Available records:
= = = = =

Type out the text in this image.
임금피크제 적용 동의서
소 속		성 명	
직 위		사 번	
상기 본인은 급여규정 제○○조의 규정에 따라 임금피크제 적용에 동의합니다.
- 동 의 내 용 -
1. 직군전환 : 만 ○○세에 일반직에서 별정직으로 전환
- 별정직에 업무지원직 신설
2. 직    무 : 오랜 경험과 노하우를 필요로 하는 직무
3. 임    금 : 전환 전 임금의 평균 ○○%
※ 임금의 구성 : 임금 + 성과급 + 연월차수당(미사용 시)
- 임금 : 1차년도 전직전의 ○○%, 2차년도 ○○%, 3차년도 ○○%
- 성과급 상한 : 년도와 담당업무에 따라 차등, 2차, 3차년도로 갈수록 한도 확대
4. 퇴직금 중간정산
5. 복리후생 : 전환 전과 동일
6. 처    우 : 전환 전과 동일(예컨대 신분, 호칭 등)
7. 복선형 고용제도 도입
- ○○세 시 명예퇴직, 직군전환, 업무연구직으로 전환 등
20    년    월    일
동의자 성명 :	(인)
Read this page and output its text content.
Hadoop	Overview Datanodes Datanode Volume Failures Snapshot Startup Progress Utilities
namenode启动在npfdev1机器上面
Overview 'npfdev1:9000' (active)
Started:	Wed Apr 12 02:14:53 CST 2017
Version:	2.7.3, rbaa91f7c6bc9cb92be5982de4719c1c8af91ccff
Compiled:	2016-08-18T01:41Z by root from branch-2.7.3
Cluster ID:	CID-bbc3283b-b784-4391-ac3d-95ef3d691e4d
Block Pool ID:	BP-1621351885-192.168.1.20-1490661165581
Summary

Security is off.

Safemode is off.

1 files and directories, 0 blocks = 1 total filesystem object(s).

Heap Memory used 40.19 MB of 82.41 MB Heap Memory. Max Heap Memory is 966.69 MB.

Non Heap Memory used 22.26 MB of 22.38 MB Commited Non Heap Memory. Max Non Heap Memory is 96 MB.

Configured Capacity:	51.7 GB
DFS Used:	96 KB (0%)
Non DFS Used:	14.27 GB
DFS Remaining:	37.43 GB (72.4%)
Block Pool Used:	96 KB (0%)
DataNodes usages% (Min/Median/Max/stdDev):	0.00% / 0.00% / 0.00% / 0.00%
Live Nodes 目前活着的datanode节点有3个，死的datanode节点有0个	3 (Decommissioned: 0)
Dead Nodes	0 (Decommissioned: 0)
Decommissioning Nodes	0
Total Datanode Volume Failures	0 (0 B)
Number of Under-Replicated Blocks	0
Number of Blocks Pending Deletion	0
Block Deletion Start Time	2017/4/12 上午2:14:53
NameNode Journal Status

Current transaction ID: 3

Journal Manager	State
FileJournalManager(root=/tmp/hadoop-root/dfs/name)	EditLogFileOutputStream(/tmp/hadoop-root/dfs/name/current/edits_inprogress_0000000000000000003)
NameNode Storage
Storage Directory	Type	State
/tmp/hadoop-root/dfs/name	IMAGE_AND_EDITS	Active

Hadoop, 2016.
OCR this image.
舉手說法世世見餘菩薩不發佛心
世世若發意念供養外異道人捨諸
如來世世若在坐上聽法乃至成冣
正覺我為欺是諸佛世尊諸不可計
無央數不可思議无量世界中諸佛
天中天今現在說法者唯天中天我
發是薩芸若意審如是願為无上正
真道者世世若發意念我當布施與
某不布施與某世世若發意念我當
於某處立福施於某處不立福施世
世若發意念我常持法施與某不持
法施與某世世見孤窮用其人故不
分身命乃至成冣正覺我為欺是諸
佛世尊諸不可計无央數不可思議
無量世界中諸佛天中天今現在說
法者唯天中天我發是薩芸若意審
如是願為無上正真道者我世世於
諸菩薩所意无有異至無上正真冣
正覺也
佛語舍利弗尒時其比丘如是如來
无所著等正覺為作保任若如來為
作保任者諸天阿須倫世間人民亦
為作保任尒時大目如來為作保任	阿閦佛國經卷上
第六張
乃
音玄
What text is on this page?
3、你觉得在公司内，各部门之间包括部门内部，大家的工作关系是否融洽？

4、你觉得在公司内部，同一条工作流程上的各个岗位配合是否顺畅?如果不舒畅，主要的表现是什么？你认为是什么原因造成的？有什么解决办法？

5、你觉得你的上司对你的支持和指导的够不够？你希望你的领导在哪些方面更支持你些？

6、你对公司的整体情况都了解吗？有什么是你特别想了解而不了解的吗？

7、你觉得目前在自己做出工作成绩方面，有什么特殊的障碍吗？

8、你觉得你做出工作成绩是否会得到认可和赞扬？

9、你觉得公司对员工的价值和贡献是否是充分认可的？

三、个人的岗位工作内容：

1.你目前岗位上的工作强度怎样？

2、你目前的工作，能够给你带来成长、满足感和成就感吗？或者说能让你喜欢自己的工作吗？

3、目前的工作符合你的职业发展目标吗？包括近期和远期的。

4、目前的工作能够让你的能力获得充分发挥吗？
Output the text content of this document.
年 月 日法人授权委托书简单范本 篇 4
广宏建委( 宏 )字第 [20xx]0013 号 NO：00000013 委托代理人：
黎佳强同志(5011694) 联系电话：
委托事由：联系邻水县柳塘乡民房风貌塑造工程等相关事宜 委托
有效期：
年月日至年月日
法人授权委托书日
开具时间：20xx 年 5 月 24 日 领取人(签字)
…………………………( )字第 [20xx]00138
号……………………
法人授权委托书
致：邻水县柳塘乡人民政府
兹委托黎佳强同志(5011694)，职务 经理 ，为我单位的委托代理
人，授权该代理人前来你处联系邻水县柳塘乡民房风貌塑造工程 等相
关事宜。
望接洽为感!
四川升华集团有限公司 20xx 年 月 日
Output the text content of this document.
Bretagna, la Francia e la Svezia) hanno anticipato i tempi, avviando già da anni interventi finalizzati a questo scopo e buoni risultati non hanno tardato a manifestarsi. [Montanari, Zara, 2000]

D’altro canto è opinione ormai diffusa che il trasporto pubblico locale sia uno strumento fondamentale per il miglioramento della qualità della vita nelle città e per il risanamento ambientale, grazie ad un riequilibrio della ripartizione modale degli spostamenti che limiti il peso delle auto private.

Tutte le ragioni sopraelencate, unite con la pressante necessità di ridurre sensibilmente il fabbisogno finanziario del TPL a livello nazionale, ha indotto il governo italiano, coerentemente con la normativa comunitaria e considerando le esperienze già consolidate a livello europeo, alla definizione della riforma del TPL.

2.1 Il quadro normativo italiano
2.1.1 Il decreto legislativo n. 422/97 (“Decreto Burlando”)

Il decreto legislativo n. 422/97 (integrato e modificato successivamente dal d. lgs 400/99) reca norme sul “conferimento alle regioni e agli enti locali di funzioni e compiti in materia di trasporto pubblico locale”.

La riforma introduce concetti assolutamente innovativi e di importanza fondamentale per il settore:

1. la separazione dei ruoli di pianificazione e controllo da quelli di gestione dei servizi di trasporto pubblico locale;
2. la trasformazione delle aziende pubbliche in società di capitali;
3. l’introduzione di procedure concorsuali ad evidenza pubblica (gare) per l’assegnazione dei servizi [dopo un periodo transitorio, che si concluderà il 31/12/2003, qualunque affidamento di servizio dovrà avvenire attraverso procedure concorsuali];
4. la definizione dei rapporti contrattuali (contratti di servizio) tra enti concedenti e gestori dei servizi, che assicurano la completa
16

= = = = =

What you have to do: All the entries above need to be reproduced exactly.

Written response:
Type out the text in this image.
임금피크제 적용 동의서
소 속		성 명	
직 위		사 번	
상기 본인은 급여규정 제○○조의 규정에 따라 임금피크제 적용에 동의합니다.
- 동 의 내 용 -
1. 직군전환 : 만 ○○세에 일반직에서 별정직으로 전환
- 별정직에 업무지원직 신설
2. 직    무 : 오랜 경험과 노하우를 필요로 하는 직무
3. 임    금 : 전환 전 임금의 평균 ○○%
※ 임금의 구성 : 임금 + 성과급 + 연월차수당(미사용 시)
- 임금 : 1차년도 전직전의 ○○%, 2차년도 ○○%, 3차년도 ○○%
- 성과급 상한 : 년도와 담당업무에 따라 차등, 2차, 3차년도로 갈수록 한도 확대
4. 퇴직금 중간정산
5. 복리후생 : 전환 전과 동일
6. 처    우 : 전환 전과 동일(예컨대 신분, 호칭 등)
7. 복선형 고용제도 도입
- ○○세 시 명예퇴직, 직군전환, 업무연구직으로 전환 등
20    년    월    일
동의자 성명 :	(인)
Read this page and output its text content.
Hadoop	Overview Datanodes Datanode Volume Failures Snapshot Startup Progress Utilities
namenode启动在npfdev1机器上面
Overview 'npfdev1:9000' (active)
Started:	Wed Apr 12 02:14:53 CST 2017
Version:	2.7.3, rbaa91f7c6bc9cb92be5982de4719c1c8af91ccff
Compiled:	2016-08-18T01:41Z by root from branch-2.7.3
Cluster ID:	CID-bbc3283b-b784-4391-ac3d-95ef3d691e4d
Block Pool ID:	BP-1621351885-192.168.1.20-1490661165581
Summary

Security is off.

Safemode is off.

1 files and directories, 0 blocks = 1 total filesystem object(s).

Heap Memory used 40.19 MB of 82.41 MB Heap Memory. Max Heap Memory is 966.69 MB.

Non Heap Memory used 22.26 MB of 22.38 MB Commited Non Heap Memory. Max Non Heap Memory is 96 MB.

Configured Capacity:	51.7 GB
DFS Used:	96 KB (0%)
Non DFS Used:	14.27 GB
DFS Remaining:	37.43 GB (72.4%)
Block Pool Used:	96 KB (0%)
DataNodes usages% (Min/Median/Max/stdDev):	0.00% / 0.00% / 0.00% / 0.00%
Live Nodes 目前活着的datanode节点有3个，死的datanode节点有0个	3 (Decommissioned: 0)
Dead Nodes	0 (Decommissioned: 0)
Decommissioning Nodes	0
Total Datanode Volume Failures	0 (0 B)
Number of Under-Replicated Blocks	0
Number of Blocks Pending Deletion	0
Block Deletion Start Time	2017/4/12 上午2:14:53
NameNode Journal Status

Current transaction ID: 3

Journal Manager	State
FileJournalManager(root=/tmp/hadoop-root/dfs/name)	EditLogFileOutputStream(/tmp/hadoop-root/dfs/name/current/edits_inprogress_0000000000000000003)
NameNode Storage
Storage Directory	Type	State
/tmp/hadoop-root/dfs/name	IMAGE_AND_EDITS	Active

Hadoop, 2016.
OCR this image.
舉手說法世世見餘菩薩不發佛心
世世若發意念供養外異道人捨諸
如來世世若在坐上聽法乃至成冣
正覺我為欺是諸佛世尊諸不可計
無央數不可思議无量世界中諸佛
天中天今現在說法者唯天中天我
發是薩芸若意審如是願為无上正
真道者世世若發意念我當布施與
某不布施與某世世若發意念我當
於某處立福施於某處不立福施世
世若發意念我常持法施與某不持
法施與某世世見孤窮用其人故不
分身命乃至成冣正覺我為欺是諸
佛世尊諸不可計无央數不可思議
無量世界中諸佛天中天今現在說
法者唯天中天我發是薩芸若意審
如是願為無上正真道者我世世於
諸菩薩所意无有異至無上正真冣
正覺也
佛語舍利弗尒時其比丘如是如來
无所著等正覺為作保任若如來為
作保任者諸天阿須倫世間人民亦
為作保任尒時大目如來為作保任	阿閦佛國經卷上
第六張
乃
音玄
What text is on this page?
3、你觉得在公司内，各部门之间包括部门内部，大家的工作关系是否融洽？

4、你觉得在公司内部，同一条工作流程上的各个岗位配合是否顺畅?如果不舒畅，主要的表现是什么？你认为是什么原因造成的？有什么解决办法？

5、你觉得你的上司对你的支持和指导的够不够？你希望你的领导在哪些方面更支持你些？

6、你对公司的整体情况都了解吗？有什么是你特别想了解而不了解的吗？

7、你觉得目前在自己做出工作成绩方面，有什么特殊的障碍吗？

8、你觉得你做出工作成绩是否会得到认可和赞扬？

9、你觉得公司对员工的价值和贡献是否是充分认可的？

三、个人的岗位工作内容：

1.你目前岗位上的工作强度怎样？

2、你目前的工作，能够给你带来成长、满足感和成就感吗？或者说能让你喜欢自己的工作吗？

3、目前的工作符合你的职业发展目标吗？包括近期和远期的。

4、目前的工作能够让你的能力获得充分发挥吗？
Output the text content of this document.
年 月 日法人授权委托书简单范本 篇 4
广宏建委( 宏 )字第 [20xx]0013 号 NO：00000013 委托代理人：
黎佳强同志(5011694) 联系电话：
委托事由：联系邻水县柳塘乡民房风貌塑造工程等相关事宜 委托
有效期：
年月日至年月日
法人授权委托书日
开具时间：20xx 年 5 月 24 日 领取人(签字)
…………………………( )字第 [20xx]00138
号……………………
法人授权委托书
致：邻水县柳塘乡人民政府
兹委托黎佳强同志(5011694)，职务 经理 ，为我单位的委托代理
人，授权该代理人前来你处联系邻水县柳塘乡民房风貌塑造工程 等相
关事宜。
望接洽为感!
四川升华集团有限公司 20xx 年 月 日
Output the text content of this document.
Bretagna, la Francia e la Svezia) hanno anticipato i tempi, avviando già da anni interventi finalizzati a questo scopo e buoni risultati non hanno tardato a manifestarsi. [Montanari, Zara, 2000]

D’altro canto è opinione ormai diffusa che il trasporto pubblico locale sia uno strumento fondamentale per il miglioramento della qualità della vita nelle città e per il risanamento ambientale, grazie ad un riequilibrio della ripartizione modale degli spostamenti che limiti il peso delle auto private.

Tutte le ragioni sopraelencate, unite con la pressante necessità di ridurre sensibilmente il fabbisogno finanziario del TPL a livello nazionale, ha indotto il governo italiano, coerentemente con la normativa comunitaria e considerando le esperienze già consolidate a livello europeo, alla definizione della riforma del TPL.

2.1 Il quadro normativo italiano
2.1.1 Il decreto legislativo n. 422/97 (“Decreto Burlando”)

Il decreto legislativo n. 422/97 (integrato e modificato successivamente dal d. lgs 400/99) reca norme sul “conferimento alle regioni e agli enti locali di funzioni e compiti in materia di trasporto pubblico locale”.

La riforma introduce concetti assolutamente innovativi e di importanza fondamentale per il settore:

1. la separazione dei ruoli di pianificazione e controllo da quelli di gestione dei servizi di trasporto pubblico locale;
2. la trasformazione delle aziende pubbliche in società di capitali;
3. l’introduzione di procedure concorsuali ad evidenza pubblica (gare) per l’assegnazione dei servizi [dopo un periodo transitorio, che si concluderà il 31/12/2003, qualunque affidamento di servizio dovrà avvenire attraverso procedure concorsuali];
4. la definizione dei rapporti contrattuali (contratti di servizio) tra enti concedenti e gestori dei servizi, che assicurano la completa
16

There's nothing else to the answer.